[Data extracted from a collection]
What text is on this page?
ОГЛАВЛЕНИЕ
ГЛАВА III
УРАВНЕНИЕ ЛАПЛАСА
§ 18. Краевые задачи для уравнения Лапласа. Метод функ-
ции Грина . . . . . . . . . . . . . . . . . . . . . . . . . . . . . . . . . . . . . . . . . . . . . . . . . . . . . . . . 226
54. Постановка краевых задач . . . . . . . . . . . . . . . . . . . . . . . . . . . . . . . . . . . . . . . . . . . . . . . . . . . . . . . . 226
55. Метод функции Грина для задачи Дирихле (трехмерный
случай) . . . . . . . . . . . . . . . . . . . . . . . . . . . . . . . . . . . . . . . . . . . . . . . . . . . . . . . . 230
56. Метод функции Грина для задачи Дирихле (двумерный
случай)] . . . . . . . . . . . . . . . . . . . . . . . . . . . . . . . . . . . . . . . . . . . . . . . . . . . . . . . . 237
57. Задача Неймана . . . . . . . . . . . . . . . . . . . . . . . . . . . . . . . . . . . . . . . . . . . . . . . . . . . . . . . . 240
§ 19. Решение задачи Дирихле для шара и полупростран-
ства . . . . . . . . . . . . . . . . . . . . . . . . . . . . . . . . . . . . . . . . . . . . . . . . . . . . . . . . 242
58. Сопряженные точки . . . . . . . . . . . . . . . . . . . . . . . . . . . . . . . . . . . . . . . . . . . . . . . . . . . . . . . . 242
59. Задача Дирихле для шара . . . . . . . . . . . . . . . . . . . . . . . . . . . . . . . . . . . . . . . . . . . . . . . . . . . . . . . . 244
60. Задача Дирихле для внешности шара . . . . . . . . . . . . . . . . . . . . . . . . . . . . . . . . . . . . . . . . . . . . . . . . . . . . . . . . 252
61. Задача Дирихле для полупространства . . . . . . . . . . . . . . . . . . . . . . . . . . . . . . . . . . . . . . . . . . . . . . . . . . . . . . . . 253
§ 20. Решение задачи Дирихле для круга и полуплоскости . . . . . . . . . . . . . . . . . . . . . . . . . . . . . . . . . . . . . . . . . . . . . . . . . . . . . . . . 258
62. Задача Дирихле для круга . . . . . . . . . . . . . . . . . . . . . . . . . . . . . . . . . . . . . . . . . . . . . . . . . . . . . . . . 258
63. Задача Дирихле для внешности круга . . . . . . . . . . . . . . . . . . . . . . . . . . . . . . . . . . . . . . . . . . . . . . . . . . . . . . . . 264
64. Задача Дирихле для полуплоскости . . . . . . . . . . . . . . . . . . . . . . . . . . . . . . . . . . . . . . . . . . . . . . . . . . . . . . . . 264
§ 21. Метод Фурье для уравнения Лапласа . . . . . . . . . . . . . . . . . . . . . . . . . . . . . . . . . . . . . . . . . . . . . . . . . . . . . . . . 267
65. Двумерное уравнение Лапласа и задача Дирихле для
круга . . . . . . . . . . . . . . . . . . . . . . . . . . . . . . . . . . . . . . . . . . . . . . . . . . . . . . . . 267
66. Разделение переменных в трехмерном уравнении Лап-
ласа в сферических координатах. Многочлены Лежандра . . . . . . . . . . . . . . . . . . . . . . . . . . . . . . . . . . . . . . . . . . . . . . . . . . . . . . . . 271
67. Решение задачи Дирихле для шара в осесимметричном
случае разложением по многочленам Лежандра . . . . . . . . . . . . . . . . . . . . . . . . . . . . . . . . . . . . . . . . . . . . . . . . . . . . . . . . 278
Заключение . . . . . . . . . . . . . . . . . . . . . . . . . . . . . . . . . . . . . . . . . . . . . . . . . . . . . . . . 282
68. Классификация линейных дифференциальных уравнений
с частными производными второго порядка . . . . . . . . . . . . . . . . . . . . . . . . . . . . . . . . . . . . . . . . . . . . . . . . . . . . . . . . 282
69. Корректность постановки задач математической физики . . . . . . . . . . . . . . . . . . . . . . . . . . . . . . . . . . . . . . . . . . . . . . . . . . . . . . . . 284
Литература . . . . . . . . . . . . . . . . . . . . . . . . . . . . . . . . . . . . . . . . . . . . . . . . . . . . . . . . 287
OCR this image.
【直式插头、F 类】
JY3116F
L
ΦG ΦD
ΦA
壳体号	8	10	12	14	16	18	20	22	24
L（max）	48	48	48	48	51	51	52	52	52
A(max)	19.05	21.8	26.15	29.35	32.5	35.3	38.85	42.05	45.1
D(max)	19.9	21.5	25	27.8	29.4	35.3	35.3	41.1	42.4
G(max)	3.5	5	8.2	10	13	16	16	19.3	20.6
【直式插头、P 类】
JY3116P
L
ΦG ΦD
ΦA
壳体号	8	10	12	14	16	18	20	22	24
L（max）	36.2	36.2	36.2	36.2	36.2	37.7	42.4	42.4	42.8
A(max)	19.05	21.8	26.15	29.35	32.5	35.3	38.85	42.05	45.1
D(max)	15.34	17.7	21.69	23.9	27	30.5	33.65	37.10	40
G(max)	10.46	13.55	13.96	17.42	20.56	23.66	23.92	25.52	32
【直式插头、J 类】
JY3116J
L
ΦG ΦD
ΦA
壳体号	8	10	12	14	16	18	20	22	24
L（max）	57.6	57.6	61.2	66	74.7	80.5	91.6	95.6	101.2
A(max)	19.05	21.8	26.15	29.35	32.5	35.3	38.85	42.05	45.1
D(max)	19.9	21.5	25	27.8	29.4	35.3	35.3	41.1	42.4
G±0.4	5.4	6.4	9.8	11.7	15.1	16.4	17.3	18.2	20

▸ **Given instruction**
Above are the records; retype them all without a single difference.

▸ **Exercise answer**
What text is on this page?
ОГЛАВЛЕНИЕ
ГЛАВА III
УРАВНЕНИЕ ЛАПЛАСА
§ 18. Краевые задачи для уравнения Лапласа. Метод функ-
ции Грина . . . . . . . . . . . . . . . . . . . . . . . . . . . . . . . . . . . . . . . . . . . . . . . . . . . . . . . . 226
54. Постановка краевых задач . . . . . . . . . . . . . . . . . . . . . . . . . . . . . . . . . . . . . . . . . . . . . . . . . . . . . . . . 226
55. Метод функции Грина для задачи Дирихле (трехмерный
случай) . . . . . . . . . . . . . . . . . . . . . . . . . . . . . . . . . . . . . . . . . . . . . . . . . . . . . . . . 230
56. Метод функции Грина для задачи Дирихле (двумерный
случай)] . . . . . . . . . . . . . . . . . . . . . . . . . . . . . . . . . . . . . . . . . . . . . . . . . . . . . . . . 237
57. Задача Неймана . . . . . . . . . . . . . . . . . . . . . . . . . . . . . . . . . . . . . . . . . . . . . . . . . . . . . . . . 240
§ 19. Решение задачи Дирихле для шара и полупростран-
ства . . . . . . . . . . . . . . . . . . . . . . . . . . . . . . . . . . . . . . . . . . . . . . . . . . . . . . . . 242
58. Сопряженные точки . . . . . . . . . . . . . . . . . . . . . . . . . . . . . . . . . . . . . . . . . . . . . . . . . . . . . . . . 242
59. Задача Дирихле для шара . . . . . . . . . . . . . . . . . . . . . . . . . . . . . . . . . . . . . . . . . . . . . . . . . . . . . . . . 244
60. Задача Дирихле для внешности шара . . . . . . . . . . . . . . . . . . . . . . . . . . . . . . . . . . . . . . . . . . . . . . . . . . . . . . . . 252
61. Задача Дирихле для полупространства . . . . . . . . . . . . . . . . . . . . . . . . . . . . . . . . . . . . . . . . . . . . . . . . . . . . . . . . 253
§ 20. Решение задачи Дирихле для круга и полуплоскости . . . . . . . . . . . . . . . . . . . . . . . . . . . . . . . . . . . . . . . . . . . . . . . . . . . . . . . . 258
62. Задача Дирихле для круга . . . . . . . . . . . . . . . . . . . . . . . . . . . . . . . . . . . . . . . . . . . . . . . . . . . . . . . . 258
63. Задача Дирихле для внешности круга . . . . . . . . . . . . . . . . . . . . . . . . . . . . . . . . . . . . . . . . . . . . . . . . . . . . . . . . 264
64. Задача Дирихле для полуплоскости . . . . . . . . . . . . . . . . . . . . . . . . . . . . . . . . . . . . . . . . . . . . . . . . . . . . . . . . 264
§ 21. Метод Фурье для уравнения Лапласа . . . . . . . . . . . . . . . . . . . . . . . . . . . . . . . . . . . . . . . . . . . . . . . . . . . . . . . . 267
65. Двумерное уравнение Лапласа и задача Дирихле для
круга . . . . . . . . . . . . . . . . . . . . . . . . . . . . . . . . . . . . . . . . . . . . . . . . . . . . . . . . 267
66. Разделение переменных в трехмерном уравнении Лап-
ласа в сферических координатах. Многочлены Лежандра . . . . . . . . . . . . . . . . . . . . . . . . . . . . . . . . . . . . . . . . . . . . . . . . . . . . . . . . 271
67. Решение задачи Дирихле для шара в осесимметричном
случае разложением по многочленам Лежандра . . . . . . . . . . . . . . . . . . . . . . . . . . . . . . . . . . . . . . . . . . . . . . . . . . . . . . . . 278
Заключение . . . . . . . . . . . . . . . . . . . . . . . . . . . . . . . . . . . . . . . . . . . . . . . . . . . . . . . . 282
68. Классификация линейных дифференциальных уравнений
с частными производными второго порядка . . . . . . . . . . . . . . . . . . . . . . . . . . . . . . . . . . . . . . . . . . . . . . . . . . . . . . . . 282
69. Корректность постановки задач математической физики . . . . . . . . . . . . . . . . . . . . . . . . . . . . . . . . . . . . . . . . . . . . . . . . . . . . . . . . 284
Литература . . . . . . . . . . . . . . . . . . . . . . . . . . . . . . . . . . . . . . . . . . . . . . . . . . . . . . . . 287
OCR this image.
【直式插头、F 类】
JY3116F
L
ΦG ΦD
ΦA
壳体号	8	10	12	14	16	18	20	22	24
L（max）	48	48	48	48	51	51	52	52	52
A(max)	19.05	21.8	26.15	29.35	32.5	35.3	38.85	42.05	45.1
D(max)	19.9	21.5	25	27.8	29.4	35.3	35.3	41.1	42.4
G(max)	3.5	5	8.2	10	13	16	16	19.3	20.6
【直式插头、P 类】
JY3116P
L
ΦG ΦD
ΦA
壳体号	8	10	12	14	16	18	20	22	24
L（max）	36.2	36.2	36.2	36.2	36.2	37.7	42.4	42.4	42.8
A(max)	19.05	21.8	26.15	29.35	32.5	35.3	38.85	42.05	45.1
D(max)	15.34	17.7	21.69	23.9	27	30.5	33.65	37.10	40
G(max)	10.46	13.55	13.96	17.42	20.56	23.66	23.92	25.52	32
【直式插头、J 类】
JY3116J
L
ΦG ΦD
ΦA
壳体号	8	10	12	14	16	18	20	22	24
L（max）	57.6	57.6	61.2	66	74.7	80.5	91.6	95.6	101.2
A(max)	19.05	21.8	26.15	29.35	32.5	35.3	38.85	42.05	45.1
D(max)	19.9	21.5	25	27.8	29.4	35.3	35.3	41.1	42.4
G±0.4	5.4	6.4	9.8	11.7	15.1	16.4	17.3	18.2	20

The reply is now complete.